WHAT TO WORK ON: Tally every line of the listing where the string "title" is found, and state the total alone.

EXTRACTED RECORDS:
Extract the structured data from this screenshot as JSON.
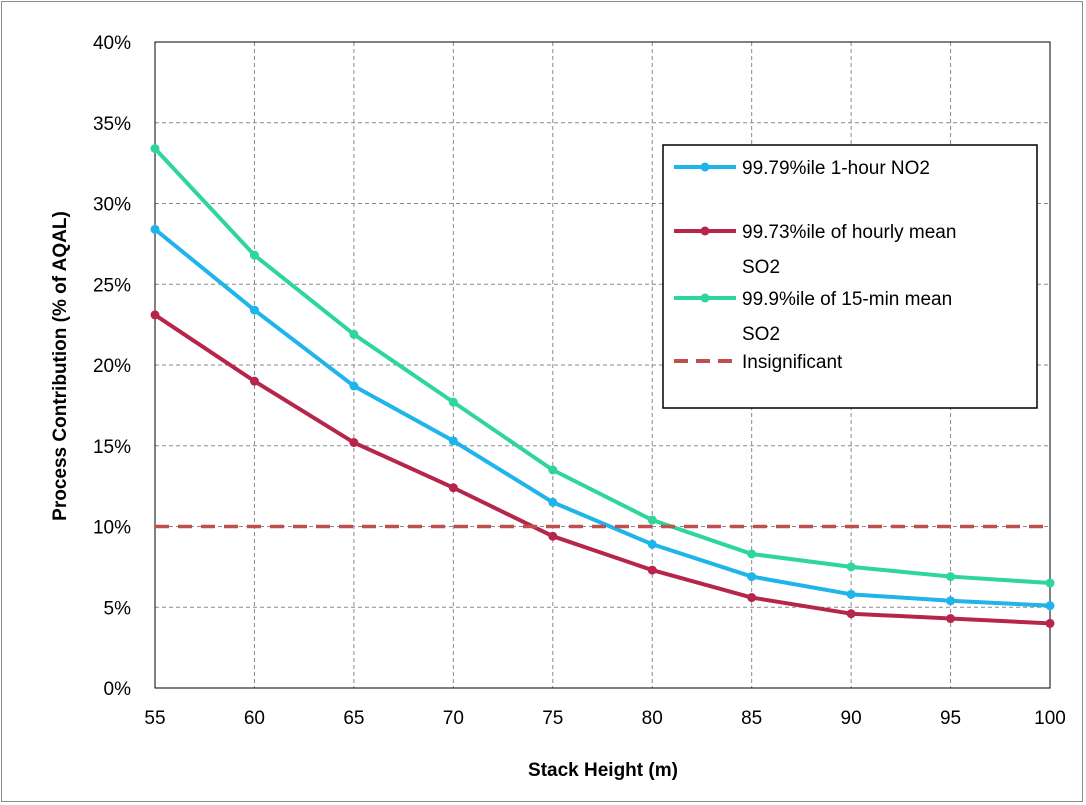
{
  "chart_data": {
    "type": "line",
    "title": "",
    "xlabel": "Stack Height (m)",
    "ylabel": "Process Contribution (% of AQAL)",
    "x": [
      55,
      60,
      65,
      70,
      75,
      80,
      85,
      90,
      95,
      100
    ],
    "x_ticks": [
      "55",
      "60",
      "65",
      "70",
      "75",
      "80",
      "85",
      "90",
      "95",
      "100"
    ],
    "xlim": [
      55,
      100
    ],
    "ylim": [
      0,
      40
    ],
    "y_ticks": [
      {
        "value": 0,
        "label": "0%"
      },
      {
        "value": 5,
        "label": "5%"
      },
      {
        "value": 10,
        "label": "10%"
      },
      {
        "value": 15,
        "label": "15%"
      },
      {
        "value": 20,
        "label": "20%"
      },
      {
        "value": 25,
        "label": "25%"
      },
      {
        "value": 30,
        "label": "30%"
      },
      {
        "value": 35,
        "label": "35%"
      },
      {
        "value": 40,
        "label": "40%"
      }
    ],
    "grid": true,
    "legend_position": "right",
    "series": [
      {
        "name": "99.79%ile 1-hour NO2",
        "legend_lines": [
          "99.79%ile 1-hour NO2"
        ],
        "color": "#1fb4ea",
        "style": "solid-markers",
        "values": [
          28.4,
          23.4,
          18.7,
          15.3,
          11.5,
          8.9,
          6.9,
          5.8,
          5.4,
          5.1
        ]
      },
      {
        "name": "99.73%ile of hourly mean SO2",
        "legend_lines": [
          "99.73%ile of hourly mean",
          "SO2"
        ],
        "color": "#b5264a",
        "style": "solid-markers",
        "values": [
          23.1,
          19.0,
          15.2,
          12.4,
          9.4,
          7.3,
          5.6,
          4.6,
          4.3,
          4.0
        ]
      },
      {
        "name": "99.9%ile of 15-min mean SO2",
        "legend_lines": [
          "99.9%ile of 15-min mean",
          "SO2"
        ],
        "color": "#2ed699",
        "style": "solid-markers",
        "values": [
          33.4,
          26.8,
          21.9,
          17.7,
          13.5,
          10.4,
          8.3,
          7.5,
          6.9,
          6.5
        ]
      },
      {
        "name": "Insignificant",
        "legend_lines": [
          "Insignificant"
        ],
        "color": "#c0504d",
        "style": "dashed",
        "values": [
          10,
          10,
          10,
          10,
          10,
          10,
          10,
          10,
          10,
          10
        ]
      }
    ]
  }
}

--

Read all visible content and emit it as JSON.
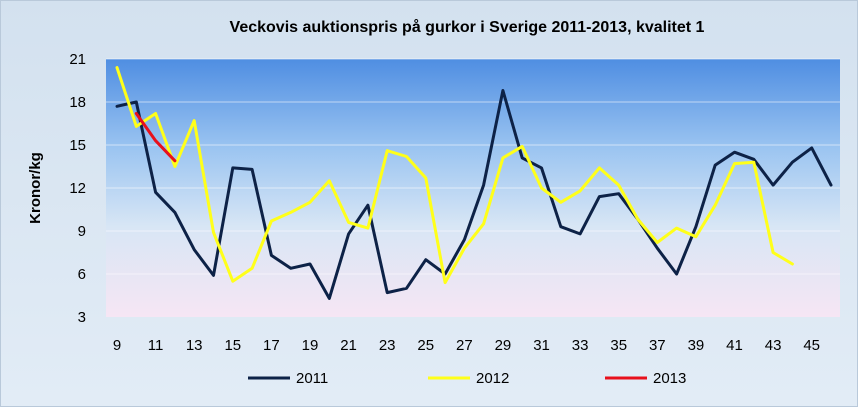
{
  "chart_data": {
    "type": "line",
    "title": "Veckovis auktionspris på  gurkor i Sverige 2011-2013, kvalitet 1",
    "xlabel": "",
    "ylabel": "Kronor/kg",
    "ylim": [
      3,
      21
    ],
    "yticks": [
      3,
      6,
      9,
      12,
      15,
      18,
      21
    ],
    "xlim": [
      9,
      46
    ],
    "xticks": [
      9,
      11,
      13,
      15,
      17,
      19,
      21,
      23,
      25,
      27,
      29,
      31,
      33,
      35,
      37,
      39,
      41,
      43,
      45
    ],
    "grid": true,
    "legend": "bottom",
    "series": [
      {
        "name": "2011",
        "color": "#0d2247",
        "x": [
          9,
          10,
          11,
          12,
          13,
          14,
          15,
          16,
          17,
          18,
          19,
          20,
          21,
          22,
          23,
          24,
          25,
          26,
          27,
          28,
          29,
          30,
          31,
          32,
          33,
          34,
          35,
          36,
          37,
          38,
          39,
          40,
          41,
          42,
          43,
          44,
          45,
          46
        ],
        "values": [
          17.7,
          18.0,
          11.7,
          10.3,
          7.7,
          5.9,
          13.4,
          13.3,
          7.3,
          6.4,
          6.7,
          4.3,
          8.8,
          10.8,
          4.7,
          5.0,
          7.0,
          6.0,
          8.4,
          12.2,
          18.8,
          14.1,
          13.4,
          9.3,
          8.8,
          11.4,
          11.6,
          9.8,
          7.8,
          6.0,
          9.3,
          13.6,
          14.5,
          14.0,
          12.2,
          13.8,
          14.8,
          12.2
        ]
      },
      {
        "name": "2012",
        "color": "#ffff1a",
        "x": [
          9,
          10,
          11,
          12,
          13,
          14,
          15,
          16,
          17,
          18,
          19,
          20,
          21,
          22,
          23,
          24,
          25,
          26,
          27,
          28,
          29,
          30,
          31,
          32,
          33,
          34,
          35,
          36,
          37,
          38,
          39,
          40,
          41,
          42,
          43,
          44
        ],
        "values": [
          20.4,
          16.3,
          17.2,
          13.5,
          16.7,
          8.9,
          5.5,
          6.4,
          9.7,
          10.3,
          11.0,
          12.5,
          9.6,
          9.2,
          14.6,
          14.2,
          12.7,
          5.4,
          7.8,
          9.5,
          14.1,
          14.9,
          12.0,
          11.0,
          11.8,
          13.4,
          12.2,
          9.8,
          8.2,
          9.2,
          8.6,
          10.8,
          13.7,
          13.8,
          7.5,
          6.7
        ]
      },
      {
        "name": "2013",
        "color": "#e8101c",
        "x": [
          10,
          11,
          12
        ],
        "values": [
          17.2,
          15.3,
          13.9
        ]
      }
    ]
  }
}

* * *

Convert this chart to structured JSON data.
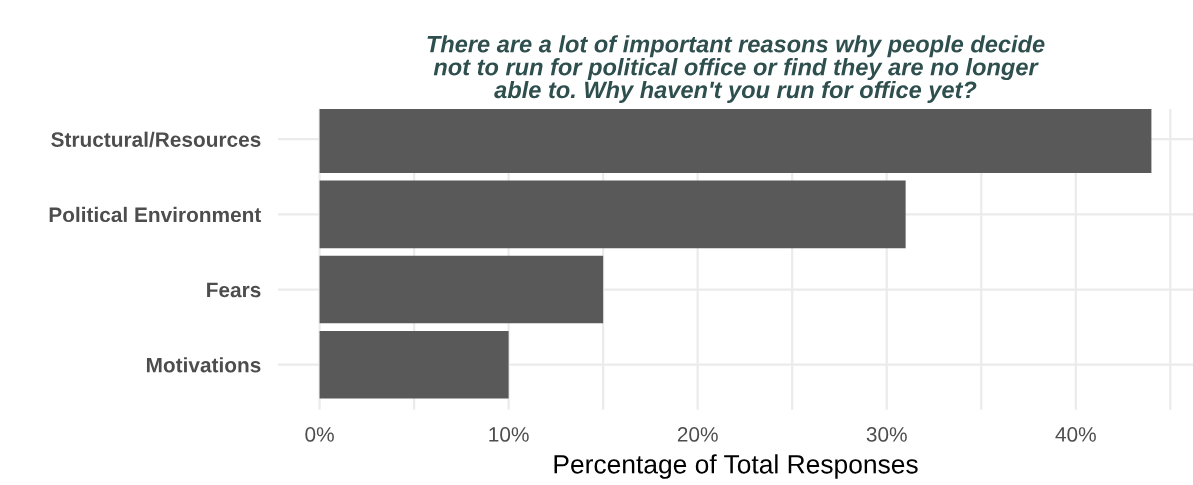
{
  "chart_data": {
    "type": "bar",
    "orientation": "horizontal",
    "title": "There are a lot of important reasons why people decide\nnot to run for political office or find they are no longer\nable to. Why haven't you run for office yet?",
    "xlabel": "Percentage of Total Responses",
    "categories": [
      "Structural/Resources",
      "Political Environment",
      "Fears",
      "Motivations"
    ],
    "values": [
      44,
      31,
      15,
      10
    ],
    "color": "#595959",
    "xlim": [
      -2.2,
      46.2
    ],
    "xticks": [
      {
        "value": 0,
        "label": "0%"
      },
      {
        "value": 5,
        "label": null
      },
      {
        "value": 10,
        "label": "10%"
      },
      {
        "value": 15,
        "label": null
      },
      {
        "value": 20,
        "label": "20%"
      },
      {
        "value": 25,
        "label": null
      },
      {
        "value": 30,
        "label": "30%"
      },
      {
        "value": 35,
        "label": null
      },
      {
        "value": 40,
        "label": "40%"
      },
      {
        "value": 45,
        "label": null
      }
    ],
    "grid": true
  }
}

RESPONSE TO THIS TASK: 3